## FRAGMENTO DEL DOCUMENTO
· · ·
Y no lo hace en nombre propio sino en el de la misma divinidad, de la que se
reviste cuando con su brazo hace la señal de la cruz y recita la fórmula del
perdón. Un cura es un hombre que vive con el corazón en la Eucaristía y que,
por honrar al más grande de los sacramentos, se esmera en el cuidado de la
liturgia, en la preparación de sus homilías, en el mantenimiento del templo, en
la limpieza de los lienzos que visten el altar, del cáliz y de la custodia. Un
cura es un varón de corazón limpio, que despierta cordialidad en niños,
jóvenes, adultos y ancianos, que le ven como un padre manso que vela por todos.
Un cura no esconde su condición, no disimula, no se diluye en la masa por el
miedo de representar a Cristo, no espera parabienes ni premios. Le basta servir
a Aquel que le llamó y a su madre, la Virgen.
· · ·
## REGISTROS PROPORCIONADOS
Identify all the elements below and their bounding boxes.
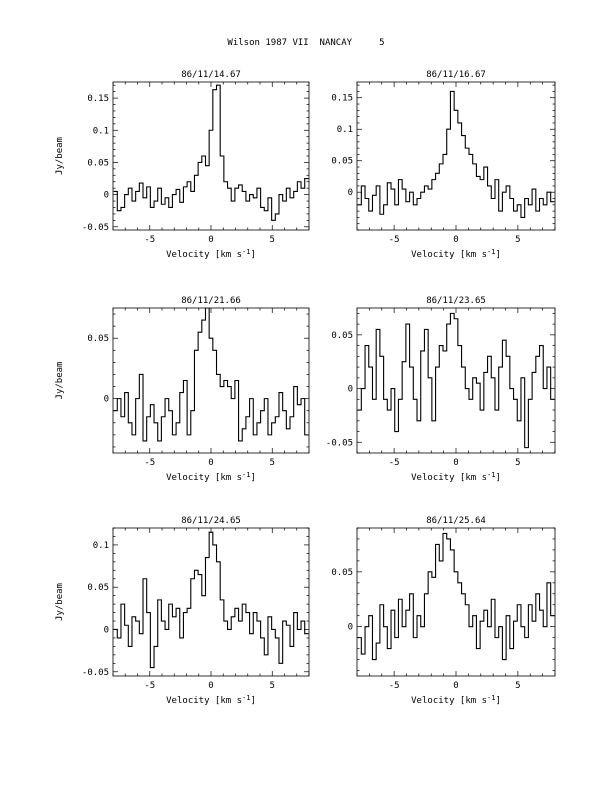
x-tick-label: 5 [270, 458, 275, 468]
y-tick-label: 0.15 [87, 94, 109, 104]
y-tick-label: 0 [104, 191, 109, 201]
y-tick-label: 0.05 [87, 583, 109, 593]
y-tick-label: 0 [348, 623, 353, 633]
x-tick-label: -5 [389, 235, 400, 245]
x-tick-label: 0 [453, 681, 458, 691]
y-tick-label: 0.05 [331, 568, 353, 578]
panel-title: 86/11/16.67 [426, 70, 486, 80]
y-axis-label: Jy/beam [55, 137, 65, 175]
spectrum-line [113, 308, 309, 442]
x-tick-label: -5 [389, 681, 400, 691]
y-tick-label: 0.05 [87, 158, 109, 168]
x-axis-label: Velocity [km s-1] [166, 248, 256, 260]
y-tick-label: 0.05 [331, 157, 353, 167]
x-tick-label: 5 [270, 681, 275, 691]
y-tick-label: 0 [348, 385, 353, 395]
x-axis-label: Velocity [km s-1] [411, 248, 501, 260]
y-axis-label: Jy/beam [55, 583, 65, 621]
spectrum-line [357, 532, 555, 661]
y-tick-label: 0 [104, 625, 109, 635]
x-tick-label: 0 [208, 681, 213, 691]
plot-frame [356, 81, 556, 231]
x-tick-label: 0 [208, 458, 213, 468]
plot-frame [112, 307, 310, 454]
y-tick-label: -0.05 [82, 223, 109, 233]
chart-panel-4: 86/11/23.65 -5 0 5 -0.05 0 0.05 Velocity [km s-… [326, 296, 556, 483]
y-tick-label: 0.05 [331, 331, 353, 341]
chart-panel-2: 86/11/16.67 -5 0 5 0 0.05 0.1 0.15 Velocity [km … [331, 70, 556, 260]
y-tick-label: 0.05 [87, 334, 109, 344]
x-tick-label: 5 [270, 235, 275, 245]
y-tick-label: -0.05 [326, 438, 353, 448]
panel-title: 86/11/14.67 [181, 70, 241, 80]
panel-title: 86/11/25.64 [426, 516, 486, 526]
spectrum-line [113, 84, 309, 221]
plot-frame [356, 307, 556, 454]
x-tick-label: 0 [453, 458, 458, 468]
chart-panel-5: 86/11/24.65 -5 0 5 -0.05 0 0.05 0.1 Velocity [km… [55, 516, 310, 706]
x-axis-label: Velocity [km s-1] [411, 694, 501, 706]
x-tick-label: -5 [144, 235, 155, 245]
x-tick-label: 0 [208, 235, 213, 245]
plot-frame [112, 81, 310, 231]
panel-title: 86/11/24.65 [181, 516, 241, 526]
chart-panel-1: 86/11/14.67 -5 0 5 -0.05 0 0.05 0.1 0.15 Velocity… [55, 70, 310, 260]
x-tick-label: 5 [515, 458, 520, 468]
x-tick-label: -5 [144, 681, 155, 691]
spectrum-line [113, 531, 309, 669]
y-tick-label: 0.1 [93, 126, 109, 136]
x-tick-label: 5 [515, 235, 520, 245]
x-tick-label: -5 [144, 458, 155, 468]
spectrum-line [357, 90, 555, 218]
y-tick-label: 0.15 [331, 94, 353, 104]
y-tick-label: -0.05 [82, 668, 109, 678]
plot-frame [356, 527, 556, 677]
y-tick-label: 0.1 [93, 541, 109, 551]
x-tick-label: 0 [453, 235, 458, 245]
y-tick-label: 0 [348, 188, 353, 198]
x-tick-label: 5 [515, 681, 520, 691]
spectrum-line [357, 312, 555, 449]
y-tick-label: 0 [104, 395, 109, 405]
y-axis-label: Jy/beam [55, 362, 65, 400]
y-tick-label: 0.1 [337, 125, 353, 135]
plot-frame [112, 527, 310, 677]
chart-panel-3: 86/11/21.66 -5 0 5 0 0.05 Velocity [km s-1] Jy/… [55, 296, 310, 483]
panel-title: 86/11/23.65 [426, 296, 486, 306]
x-axis-label: Velocity [km s-1] [166, 694, 256, 706]
x-axis-label: Velocity [km s-1] [166, 471, 256, 483]
x-axis-label: Velocity [km s-1] [411, 471, 501, 483]
chart-panel-6: 86/11/25.64 -5 0 5 0 0.05 Velocity [km s-1] [331, 516, 556, 706]
panel-title: 86/11/21.66 [181, 296, 241, 306]
x-tick-label: -5 [389, 458, 400, 468]
page-title: Wilson 1987 VII NANCAY 5 [227, 38, 385, 48]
· · ·
## INSTRUCCIONES
[1] Transcribe, por favor, el tramo del texto sobre el cura que va desde "Y no lo hace" hasta "madre, la Virgen.".
[2] Escribe la continuación del texto sobre el cura a partir de su última oración.
Los registros no tienen relación con el texto sobre el cura.

## RESPUESTAS POR TAREA
[1]
Y no lo hace en nombre propio sino en el de la misma divinidad, de la que se
reviste cuando con su brazo hace la señal de la cruz y recita la fórmula del
perdón. Un cura es un hombre que vive con el corazón en la Eucaristía y que,
por honrar al más grande de los sacramentos, se esmera en el cuidado de la
liturgia, en la preparación de sus homilías, en el mantenimiento del templo, en
la limpieza de los lienzos que visten el altar, del cáliz y de la custodia. Un
cura es un varón de corazón limpio, que despierta cordialidad en niños,
jóvenes, adultos y ancianos, que le ven como un padre manso que vela por todos.
Un cura no esconde su condición, no disimula, no se diluye en la masa por el
miedo de representar a Cristo, no espera parabienes ni premios. Le basta servir
a Aquel que le llamó y a su madre, la Virgen.

[2]
Quizás el lector piense que tan larga explicación es innecesaria, porque el
sustantivo “cura” da por sentado todo lo escrito. Sin embargo, urge recordarlo,
pues la confusión generada por los abusos de aquellos sacerdotes miserables que
traicionaron la confianza del Cielo, que son piedra de escándalo y dolor, de
delito y daño, hijos del diablo, lobos vestidos de oveja, parece hacer
sospechosos a todos. Y no hay nada más lejos de la verdad.